* Exercise aim
Repeat the whole listing below, word for word.

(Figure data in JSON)
---*---

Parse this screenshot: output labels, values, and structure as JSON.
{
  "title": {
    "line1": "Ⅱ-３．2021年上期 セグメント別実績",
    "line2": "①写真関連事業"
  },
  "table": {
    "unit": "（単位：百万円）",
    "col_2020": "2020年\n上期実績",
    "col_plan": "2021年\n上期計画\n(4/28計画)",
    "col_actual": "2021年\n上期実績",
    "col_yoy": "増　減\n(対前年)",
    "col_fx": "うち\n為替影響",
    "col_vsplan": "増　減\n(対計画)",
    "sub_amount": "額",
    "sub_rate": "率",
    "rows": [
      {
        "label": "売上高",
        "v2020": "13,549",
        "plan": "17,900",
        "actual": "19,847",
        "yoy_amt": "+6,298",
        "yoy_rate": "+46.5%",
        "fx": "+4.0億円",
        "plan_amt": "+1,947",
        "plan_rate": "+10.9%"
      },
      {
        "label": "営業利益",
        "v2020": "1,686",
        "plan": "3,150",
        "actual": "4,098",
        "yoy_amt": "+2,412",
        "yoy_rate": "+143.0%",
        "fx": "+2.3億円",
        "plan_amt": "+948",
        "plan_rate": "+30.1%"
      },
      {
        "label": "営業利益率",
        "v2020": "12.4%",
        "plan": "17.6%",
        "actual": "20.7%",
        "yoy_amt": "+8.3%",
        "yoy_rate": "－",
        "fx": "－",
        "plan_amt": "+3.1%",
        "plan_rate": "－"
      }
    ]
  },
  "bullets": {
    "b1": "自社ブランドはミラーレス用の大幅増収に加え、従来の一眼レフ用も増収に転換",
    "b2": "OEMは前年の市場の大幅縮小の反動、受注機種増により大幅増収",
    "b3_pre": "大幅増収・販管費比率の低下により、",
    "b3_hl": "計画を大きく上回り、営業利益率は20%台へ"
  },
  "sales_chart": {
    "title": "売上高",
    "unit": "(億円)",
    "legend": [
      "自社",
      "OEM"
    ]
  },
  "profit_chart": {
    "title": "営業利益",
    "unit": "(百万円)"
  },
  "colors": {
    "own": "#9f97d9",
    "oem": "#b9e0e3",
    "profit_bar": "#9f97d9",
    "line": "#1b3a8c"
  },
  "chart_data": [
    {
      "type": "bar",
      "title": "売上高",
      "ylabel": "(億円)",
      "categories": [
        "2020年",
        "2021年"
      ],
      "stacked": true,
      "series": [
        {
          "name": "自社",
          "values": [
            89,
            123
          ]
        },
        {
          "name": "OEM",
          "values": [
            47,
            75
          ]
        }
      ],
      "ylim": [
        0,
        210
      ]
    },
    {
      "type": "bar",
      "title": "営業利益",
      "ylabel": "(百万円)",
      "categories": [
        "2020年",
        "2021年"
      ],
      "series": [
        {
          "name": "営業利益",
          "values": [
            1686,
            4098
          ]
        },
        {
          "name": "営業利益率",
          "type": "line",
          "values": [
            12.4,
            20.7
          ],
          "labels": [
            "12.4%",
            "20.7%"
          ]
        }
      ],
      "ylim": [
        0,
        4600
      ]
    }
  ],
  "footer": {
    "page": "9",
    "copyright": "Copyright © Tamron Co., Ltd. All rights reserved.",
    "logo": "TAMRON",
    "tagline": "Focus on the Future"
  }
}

---*---

* Exercise output
Parse this screenshot: output labels, values, and structure as JSON.
{
  "title": {
    "line1": "Ⅱ-３．2021年上期 セグメント別実績",
    "line2": "①写真関連事業"
  },
  "table": {
    "unit": "（単位：百万円）",
    "col_2020": "2020年\n上期実績",
    "col_plan": "2021年\n上期計画\n(4/28計画)",
    "col_actual": "2021年\n上期実績",
    "col_yoy": "増　減\n(対前年)",
    "col_fx": "うち\n為替影響",
    "col_vsplan": "増　減\n(対計画)",
    "sub_amount": "額",
    "sub_rate": "率",
    "rows": [
      {
        "label": "売上高",
        "v2020": "13,549",
        "plan": "17,900",
        "actual": "19,847",
        "yoy_amt": "+6,298",
        "yoy_rate": "+46.5%",
        "fx": "+4.0億円",
        "plan_amt": "+1,947",
        "plan_rate": "+10.9%"
      },
      {
        "label": "営業利益",
        "v2020": "1,686",
        "plan": "3,150",
        "actual": "4,098",
        "yoy_amt": "+2,412",
        "yoy_rate": "+143.0%",
        "fx": "+2.3億円",
        "plan_amt": "+948",
        "plan_rate": "+30.1%"
      },
      {
        "label": "営業利益率",
        "v2020": "12.4%",
        "plan": "17.6%",
        "actual": "20.7%",
        "yoy_amt": "+8.3%",
        "yoy_rate": "－",
        "fx": "－",
        "plan_amt": "+3.1%",
        "plan_rate": "－"
      }
    ]
  },
  "bullets": {
    "b1": "自社ブランドはミラーレス用の大幅増収に加え、従来の一眼レフ用も増収に転換",
    "b2": "OEMは前年の市場の大幅縮小の反動、受注機種増により大幅増収",
    "b3_pre": "大幅増収・販管費比率の低下により、",
    "b3_hl": "計画を大きく上回り、営業利益率は20%台へ"
  },
  "sales_chart": {
    "title": "売上高",
    "unit": "(億円)",
    "legend": [
      "自社",
      "OEM"
    ]
  },
  "profit_chart": {
    "title": "営業利益",
    "unit": "(百万円)"
  },
  "colors": {
    "own": "#9f97d9",
    "oem": "#b9e0e3",
    "profit_bar": "#9f97d9",
    "line": "#1b3a8c"
  },
  "chart_data": [
    {
      "type": "bar",
      "title": "売上高",
      "ylabel": "(億円)",
      "categories": [
        "2020年",
        "2021年"
      ],
      "stacked": true,
      "series": [
        {
          "name": "自社",
          "values": [
            89,
            123
          ]
        },
        {
          "name": "OEM",
          "values": [
            47,
            75
          ]
        }
      ],
      "ylim": [
        0,
        210
      ]
    },
    {
      "type": "bar",
      "title": "営業利益",
      "ylabel": "(百万円)",
      "categories": [
        "2020年",
        "2021年"
      ],
      "series": [
        {
          "name": "営業利益",
          "values": [
            1686,
            4098
          ]
        },
        {
          "name": "営業利益率",
          "type": "line",
          "values": [
            12.4,
            20.7
          ],
          "labels": [
            "12.4%",
            "20.7%"
          ]
        }
      ],
      "ylim": [
        0,
        4600
      ]
    }
  ],
  "footer": {
    "page": "9",
    "copyright": "Copyright © Tamron Co., Ltd. All rights reserved.",
    "logo": "TAMRON",
    "tagline": "Focus on the Future"
  }
}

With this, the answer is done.